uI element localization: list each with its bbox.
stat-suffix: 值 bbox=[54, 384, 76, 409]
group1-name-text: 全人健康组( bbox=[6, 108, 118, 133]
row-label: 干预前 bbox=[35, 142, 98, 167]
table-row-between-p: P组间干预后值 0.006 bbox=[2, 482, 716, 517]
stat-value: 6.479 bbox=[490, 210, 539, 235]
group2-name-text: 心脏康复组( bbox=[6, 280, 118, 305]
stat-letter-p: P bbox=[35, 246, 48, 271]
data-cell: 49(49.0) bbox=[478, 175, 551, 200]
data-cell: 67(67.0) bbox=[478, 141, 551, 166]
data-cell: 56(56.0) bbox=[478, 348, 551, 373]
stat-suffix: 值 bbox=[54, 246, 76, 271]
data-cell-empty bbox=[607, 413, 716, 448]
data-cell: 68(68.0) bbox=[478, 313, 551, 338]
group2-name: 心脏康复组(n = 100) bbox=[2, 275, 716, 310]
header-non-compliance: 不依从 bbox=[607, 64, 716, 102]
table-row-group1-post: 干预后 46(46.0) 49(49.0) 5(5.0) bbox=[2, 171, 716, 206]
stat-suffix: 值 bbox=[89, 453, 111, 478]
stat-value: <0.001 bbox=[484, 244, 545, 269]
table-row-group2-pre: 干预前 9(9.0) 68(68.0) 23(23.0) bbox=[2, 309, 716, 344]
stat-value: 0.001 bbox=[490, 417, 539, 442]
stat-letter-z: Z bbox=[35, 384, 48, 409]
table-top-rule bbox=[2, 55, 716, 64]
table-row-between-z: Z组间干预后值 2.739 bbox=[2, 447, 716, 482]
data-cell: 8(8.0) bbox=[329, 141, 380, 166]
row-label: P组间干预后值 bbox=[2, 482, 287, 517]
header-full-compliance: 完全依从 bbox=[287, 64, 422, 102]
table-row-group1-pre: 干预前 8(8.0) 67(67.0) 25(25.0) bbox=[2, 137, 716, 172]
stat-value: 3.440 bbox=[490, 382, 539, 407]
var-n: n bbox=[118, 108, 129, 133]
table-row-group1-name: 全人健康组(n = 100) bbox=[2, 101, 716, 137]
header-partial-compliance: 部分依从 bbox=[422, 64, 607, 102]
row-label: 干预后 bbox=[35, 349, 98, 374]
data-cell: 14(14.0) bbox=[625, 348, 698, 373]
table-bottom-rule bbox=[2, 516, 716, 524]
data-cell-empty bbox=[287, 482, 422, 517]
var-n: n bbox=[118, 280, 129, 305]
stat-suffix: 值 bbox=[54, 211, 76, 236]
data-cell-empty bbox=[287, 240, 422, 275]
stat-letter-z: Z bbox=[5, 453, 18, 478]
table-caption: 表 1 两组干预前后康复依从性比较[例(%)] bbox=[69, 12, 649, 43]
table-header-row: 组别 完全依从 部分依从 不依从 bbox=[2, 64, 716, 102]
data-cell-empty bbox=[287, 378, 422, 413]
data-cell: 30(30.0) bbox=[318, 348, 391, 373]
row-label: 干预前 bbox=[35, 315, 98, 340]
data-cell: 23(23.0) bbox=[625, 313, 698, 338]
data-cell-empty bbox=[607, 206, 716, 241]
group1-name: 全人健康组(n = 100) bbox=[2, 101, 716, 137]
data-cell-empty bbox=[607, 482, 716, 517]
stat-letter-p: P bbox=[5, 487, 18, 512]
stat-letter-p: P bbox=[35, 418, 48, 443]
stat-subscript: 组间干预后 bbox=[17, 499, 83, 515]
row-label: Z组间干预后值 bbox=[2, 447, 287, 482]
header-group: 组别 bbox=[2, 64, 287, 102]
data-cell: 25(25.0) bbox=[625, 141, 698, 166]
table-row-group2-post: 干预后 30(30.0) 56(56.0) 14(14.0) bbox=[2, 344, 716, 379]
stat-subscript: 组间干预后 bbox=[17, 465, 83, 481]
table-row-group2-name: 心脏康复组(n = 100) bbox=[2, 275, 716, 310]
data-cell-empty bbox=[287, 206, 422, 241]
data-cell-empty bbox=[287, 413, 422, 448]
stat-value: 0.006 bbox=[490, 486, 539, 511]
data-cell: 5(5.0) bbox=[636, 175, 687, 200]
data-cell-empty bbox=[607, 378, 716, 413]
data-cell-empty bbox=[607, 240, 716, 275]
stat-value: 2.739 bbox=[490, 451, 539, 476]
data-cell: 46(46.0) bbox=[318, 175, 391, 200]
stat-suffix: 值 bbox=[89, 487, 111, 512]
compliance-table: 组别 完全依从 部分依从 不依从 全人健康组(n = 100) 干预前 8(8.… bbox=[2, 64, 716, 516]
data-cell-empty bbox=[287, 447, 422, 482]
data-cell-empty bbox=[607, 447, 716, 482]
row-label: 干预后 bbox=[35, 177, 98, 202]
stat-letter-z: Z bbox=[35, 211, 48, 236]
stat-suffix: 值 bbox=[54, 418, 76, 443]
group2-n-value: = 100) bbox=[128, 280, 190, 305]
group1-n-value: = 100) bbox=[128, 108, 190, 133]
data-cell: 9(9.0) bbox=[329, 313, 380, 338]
------
**AIM OF THE EXERCISE**
Convert the lines above into a numbered list, starting with the first line and going on through the line with "stat-value: 3.440 bbox=[490, 382, 539, 407]", leaving out any blank lines.

**RESPONSE**
1. uI element localization: list each with its bbox.
2. stat-suffix: 值 bbox=[54, 384, 76, 409]
3. group1-name-text: 全人健康组( bbox=[6, 108, 118, 133]
4. row-label: 干预前 bbox=[35, 142, 98, 167]
5. table-row-between-p: P组间干预后值 0.006 bbox=[2, 482, 716, 517]
6. stat-value: 6.479 bbox=[490, 210, 539, 235]
7. group2-name-text: 心脏康复组( bbox=[6, 280, 118, 305]
8. stat-letter-p: P bbox=[35, 246, 48, 271]
9. data-cell: 49(49.0) bbox=[478, 175, 551, 200]
10. data-cell: 67(67.0) bbox=[478, 141, 551, 166]
11. data-cell: 56(56.0) bbox=[478, 348, 551, 373]
12. stat-suffix: 值 bbox=[54, 246, 76, 271]
13. data-cell-empty bbox=[607, 413, 716, 448]
14. data-cell: 68(68.0) bbox=[478, 313, 551, 338]
15. group2-name: 心脏康复组(n = 100) bbox=[2, 275, 716, 310]
16. header-non-compliance: 不依从 bbox=[607, 64, 716, 102]
17. table-row-group1-post: 干预后 46(46.0) 49(49.0) 5(5.0) bbox=[2, 171, 716, 206]
18. stat-suffix: 值 bbox=[89, 453, 111, 478]
19. stat-value: <0.001 bbox=[484, 244, 545, 269]
20. table-row-group2-pre: 干预前 9(9.0) 68(68.0) 23(23.0) bbox=[2, 309, 716, 344]
21. stat-value: 0.001 bbox=[490, 417, 539, 442]
22. stat-letter-z: Z bbox=[35, 384, 48, 409]
23. table-top-rule bbox=[2, 55, 716, 64]
24. table-row-between-z: Z组间干预后值 2.739 bbox=[2, 447, 716, 482]
25. data-cell: 8(8.0) bbox=[329, 141, 380, 166]
26. row-label: P组间干预后值 bbox=[2, 482, 287, 517]
27. header-full-compliance: 完全依从 bbox=[287, 64, 422, 102]
28. table-row-group1-pre: 干预前 8(8.0) 67(67.0) 25(25.0) bbox=[2, 137, 716, 172]
29. stat-value: 3.440 bbox=[490, 382, 539, 407]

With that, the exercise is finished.